> **EXERCISE**: Include in the output the line containing "Serialize everything readable" and each subsequent line of the records, through the end, transcribed exactly. Add nothing else.

> **STORED RECORDS**:
====================

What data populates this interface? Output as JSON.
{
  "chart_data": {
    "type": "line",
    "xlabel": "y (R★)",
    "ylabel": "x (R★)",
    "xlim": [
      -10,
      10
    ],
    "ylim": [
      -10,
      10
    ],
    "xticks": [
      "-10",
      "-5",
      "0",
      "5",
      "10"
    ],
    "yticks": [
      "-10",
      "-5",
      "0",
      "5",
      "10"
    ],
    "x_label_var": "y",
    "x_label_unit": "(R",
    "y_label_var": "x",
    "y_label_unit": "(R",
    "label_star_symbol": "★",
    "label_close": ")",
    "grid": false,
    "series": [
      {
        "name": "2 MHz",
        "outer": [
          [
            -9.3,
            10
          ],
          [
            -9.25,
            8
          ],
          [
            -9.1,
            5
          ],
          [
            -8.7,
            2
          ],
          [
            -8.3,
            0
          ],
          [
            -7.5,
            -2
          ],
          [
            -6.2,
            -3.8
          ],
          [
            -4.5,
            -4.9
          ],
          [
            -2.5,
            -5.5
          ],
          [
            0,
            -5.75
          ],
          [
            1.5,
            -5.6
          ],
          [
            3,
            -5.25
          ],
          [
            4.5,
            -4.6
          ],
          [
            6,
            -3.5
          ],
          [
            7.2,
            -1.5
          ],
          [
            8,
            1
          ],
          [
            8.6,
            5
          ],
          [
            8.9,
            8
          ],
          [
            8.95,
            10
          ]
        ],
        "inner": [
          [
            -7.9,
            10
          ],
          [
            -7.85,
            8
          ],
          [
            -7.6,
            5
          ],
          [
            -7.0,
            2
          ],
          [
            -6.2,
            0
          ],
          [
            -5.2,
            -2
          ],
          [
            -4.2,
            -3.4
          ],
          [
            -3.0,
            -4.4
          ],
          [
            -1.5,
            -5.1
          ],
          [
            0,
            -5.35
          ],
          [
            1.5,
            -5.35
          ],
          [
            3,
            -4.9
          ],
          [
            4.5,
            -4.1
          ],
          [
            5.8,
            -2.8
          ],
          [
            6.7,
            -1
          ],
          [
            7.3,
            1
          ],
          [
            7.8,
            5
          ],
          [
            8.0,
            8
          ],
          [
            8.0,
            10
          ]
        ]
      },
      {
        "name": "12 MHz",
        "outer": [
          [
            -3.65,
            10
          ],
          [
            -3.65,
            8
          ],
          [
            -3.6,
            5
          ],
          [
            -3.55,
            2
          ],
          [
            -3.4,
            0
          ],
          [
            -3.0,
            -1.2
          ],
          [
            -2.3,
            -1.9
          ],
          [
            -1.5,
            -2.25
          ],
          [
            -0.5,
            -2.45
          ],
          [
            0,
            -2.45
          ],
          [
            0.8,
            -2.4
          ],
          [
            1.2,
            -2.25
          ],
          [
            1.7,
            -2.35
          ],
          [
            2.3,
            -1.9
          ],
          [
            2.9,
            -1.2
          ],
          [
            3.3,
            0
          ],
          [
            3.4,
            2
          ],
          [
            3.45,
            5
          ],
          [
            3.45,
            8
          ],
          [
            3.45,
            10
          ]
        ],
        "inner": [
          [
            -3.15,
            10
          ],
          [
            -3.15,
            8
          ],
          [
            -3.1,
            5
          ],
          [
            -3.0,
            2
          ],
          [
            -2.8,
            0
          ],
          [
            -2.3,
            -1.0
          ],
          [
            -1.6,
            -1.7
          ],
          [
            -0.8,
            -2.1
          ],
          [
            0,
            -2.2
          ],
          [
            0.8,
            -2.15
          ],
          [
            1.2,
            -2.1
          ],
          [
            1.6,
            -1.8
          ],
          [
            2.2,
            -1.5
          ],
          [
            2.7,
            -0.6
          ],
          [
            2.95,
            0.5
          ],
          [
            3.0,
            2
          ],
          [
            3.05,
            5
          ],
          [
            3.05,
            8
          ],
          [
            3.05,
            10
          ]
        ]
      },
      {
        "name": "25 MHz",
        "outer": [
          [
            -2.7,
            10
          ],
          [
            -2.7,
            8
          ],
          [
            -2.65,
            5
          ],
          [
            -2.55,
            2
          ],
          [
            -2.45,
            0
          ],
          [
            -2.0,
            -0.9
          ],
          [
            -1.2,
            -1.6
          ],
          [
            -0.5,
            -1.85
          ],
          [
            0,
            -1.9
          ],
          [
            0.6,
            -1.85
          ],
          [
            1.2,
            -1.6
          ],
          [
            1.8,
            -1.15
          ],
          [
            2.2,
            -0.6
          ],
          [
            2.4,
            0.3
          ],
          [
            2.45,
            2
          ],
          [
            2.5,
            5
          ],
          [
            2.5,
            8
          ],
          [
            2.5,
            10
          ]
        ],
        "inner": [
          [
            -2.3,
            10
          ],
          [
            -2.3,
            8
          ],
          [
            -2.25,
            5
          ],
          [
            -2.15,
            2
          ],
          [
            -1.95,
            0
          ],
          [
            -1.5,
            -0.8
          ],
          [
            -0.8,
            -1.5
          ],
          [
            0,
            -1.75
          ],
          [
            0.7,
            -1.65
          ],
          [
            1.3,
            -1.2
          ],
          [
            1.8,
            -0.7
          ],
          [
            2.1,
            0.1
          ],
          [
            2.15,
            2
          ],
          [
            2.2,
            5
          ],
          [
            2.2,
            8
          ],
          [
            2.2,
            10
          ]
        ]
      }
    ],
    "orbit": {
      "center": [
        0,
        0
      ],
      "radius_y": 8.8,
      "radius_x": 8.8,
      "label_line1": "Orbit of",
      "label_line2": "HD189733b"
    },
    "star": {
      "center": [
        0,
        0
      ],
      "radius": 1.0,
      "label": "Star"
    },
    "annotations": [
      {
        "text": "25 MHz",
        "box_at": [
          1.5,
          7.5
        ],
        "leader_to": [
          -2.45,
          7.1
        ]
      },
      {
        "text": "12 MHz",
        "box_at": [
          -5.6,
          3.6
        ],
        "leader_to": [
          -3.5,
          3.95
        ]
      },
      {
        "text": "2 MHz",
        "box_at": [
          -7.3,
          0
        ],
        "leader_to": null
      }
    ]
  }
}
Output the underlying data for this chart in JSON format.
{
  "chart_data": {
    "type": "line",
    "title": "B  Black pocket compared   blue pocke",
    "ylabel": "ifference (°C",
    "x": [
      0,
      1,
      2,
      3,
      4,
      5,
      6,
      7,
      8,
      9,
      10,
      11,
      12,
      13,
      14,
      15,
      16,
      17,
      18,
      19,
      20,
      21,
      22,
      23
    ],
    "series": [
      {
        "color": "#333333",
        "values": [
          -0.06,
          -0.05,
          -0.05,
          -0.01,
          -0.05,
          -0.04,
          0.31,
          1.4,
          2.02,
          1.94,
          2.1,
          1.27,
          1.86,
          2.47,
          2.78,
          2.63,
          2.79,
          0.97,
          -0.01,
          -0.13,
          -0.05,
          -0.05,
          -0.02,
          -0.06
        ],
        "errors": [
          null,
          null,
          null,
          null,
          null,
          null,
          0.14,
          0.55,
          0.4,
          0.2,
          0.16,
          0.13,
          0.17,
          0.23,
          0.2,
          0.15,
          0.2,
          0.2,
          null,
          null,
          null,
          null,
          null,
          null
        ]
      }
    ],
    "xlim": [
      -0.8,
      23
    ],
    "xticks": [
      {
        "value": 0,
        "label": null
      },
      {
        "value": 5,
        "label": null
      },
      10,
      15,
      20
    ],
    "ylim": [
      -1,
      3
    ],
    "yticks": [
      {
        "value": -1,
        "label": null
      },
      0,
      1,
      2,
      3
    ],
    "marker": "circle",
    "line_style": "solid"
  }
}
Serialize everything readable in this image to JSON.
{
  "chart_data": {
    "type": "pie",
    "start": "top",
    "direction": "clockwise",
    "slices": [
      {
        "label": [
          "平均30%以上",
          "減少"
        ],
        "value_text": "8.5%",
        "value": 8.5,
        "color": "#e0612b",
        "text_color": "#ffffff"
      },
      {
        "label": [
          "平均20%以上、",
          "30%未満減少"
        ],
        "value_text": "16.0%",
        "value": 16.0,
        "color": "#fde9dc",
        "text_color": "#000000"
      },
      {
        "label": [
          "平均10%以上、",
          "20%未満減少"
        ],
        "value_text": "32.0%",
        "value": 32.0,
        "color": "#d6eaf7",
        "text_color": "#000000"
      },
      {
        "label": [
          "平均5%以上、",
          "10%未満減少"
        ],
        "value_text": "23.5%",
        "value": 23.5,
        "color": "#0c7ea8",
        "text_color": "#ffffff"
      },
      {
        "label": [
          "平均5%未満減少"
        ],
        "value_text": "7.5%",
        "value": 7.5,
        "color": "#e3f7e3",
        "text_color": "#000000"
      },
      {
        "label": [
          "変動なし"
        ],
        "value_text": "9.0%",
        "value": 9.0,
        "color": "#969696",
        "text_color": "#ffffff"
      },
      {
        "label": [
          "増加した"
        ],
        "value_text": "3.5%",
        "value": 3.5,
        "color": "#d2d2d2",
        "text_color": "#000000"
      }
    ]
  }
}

====================

> **SOLUTION BELOW**:
Serialize everything readable in this image to JSON.
{
  "chart_data": {
    "type": "pie",
    "start": "top",
    "direction": "clockwise",
    "slices": [
      {
        "label": [
          "平均30%以上",
          "減少"
        ],
        "value_text": "8.5%",
        "value": 8.5,
        "color": "#e0612b",
        "text_color": "#ffffff"
      },
      {
        "label": [
          "平均20%以上、",
          "30%未満減少"
        ],
        "value_text": "16.0%",
        "value": 16.0,
        "color": "#fde9dc",
        "text_color": "#000000"
      },
      {
        "label": [
          "平均10%以上、",
          "20%未満減少"
        ],
        "value_text": "32.0%",
        "value": 32.0,
        "color": "#d6eaf7",
        "text_color": "#000000"
      },
      {
        "label": [
          "平均5%以上、",
          "10%未満減少"
        ],
        "value_text": "23.5%",
        "value": 23.5,
        "color": "#0c7ea8",
        "text_color": "#ffffff"
      },
      {
        "label": [
          "平均5%未満減少"
        ],
        "value_text": "7.5%",
        "value": 7.5,
        "color": "#e3f7e3",
        "text_color": "#000000"
      },
      {
        "label": [
          "変動なし"
        ],
        "value_text": "9.0%",
        "value": 9.0,
        "color": "#969696",
        "text_color": "#ffffff"
      },
      {
        "label": [
          "増加した"
        ],
        "value_text": "3.5%",
        "value": 3.5,
        "color": "#d2d2d2",
        "text_color": "#000000"
      }
    ]
  }
}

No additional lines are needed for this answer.